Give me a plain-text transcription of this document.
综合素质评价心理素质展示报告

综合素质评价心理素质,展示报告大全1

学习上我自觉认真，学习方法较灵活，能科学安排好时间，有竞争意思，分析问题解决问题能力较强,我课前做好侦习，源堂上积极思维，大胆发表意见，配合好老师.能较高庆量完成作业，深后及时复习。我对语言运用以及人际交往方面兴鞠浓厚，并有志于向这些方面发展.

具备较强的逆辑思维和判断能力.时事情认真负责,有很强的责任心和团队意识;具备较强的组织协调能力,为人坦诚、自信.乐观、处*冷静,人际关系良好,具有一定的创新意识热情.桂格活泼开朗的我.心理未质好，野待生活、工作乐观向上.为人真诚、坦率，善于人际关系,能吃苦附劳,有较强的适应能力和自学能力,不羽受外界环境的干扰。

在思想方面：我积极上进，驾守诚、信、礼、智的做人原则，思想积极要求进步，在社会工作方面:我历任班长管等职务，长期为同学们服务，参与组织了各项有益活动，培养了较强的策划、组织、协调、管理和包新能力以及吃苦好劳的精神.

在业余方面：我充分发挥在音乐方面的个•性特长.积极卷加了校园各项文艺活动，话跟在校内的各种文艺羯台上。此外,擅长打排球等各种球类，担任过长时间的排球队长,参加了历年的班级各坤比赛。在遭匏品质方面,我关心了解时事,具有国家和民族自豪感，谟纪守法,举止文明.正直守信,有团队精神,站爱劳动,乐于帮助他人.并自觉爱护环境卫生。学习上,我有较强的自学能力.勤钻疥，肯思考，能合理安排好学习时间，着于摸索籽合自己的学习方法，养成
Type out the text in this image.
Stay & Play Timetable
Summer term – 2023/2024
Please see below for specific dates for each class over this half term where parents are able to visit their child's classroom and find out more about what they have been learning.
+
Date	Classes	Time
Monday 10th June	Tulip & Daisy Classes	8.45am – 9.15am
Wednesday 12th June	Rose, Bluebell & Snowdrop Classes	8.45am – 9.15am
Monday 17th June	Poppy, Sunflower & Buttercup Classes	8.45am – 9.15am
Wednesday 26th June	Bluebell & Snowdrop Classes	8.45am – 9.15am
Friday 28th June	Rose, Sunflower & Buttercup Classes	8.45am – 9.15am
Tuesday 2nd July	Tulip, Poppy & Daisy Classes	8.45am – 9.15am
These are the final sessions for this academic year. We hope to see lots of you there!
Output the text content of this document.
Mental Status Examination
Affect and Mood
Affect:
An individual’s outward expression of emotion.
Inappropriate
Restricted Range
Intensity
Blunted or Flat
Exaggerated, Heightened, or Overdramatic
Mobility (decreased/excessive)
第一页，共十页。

Problem to solve: Extract each line holding the string "Rose".

Result:
Wednesday 12th June	Rose, Bluebell & Snowdrop Classes	8.45am – 9.15am
Friday 28th June	Rose, Sunflower & Buttercup Classes	8.45am – 9.15am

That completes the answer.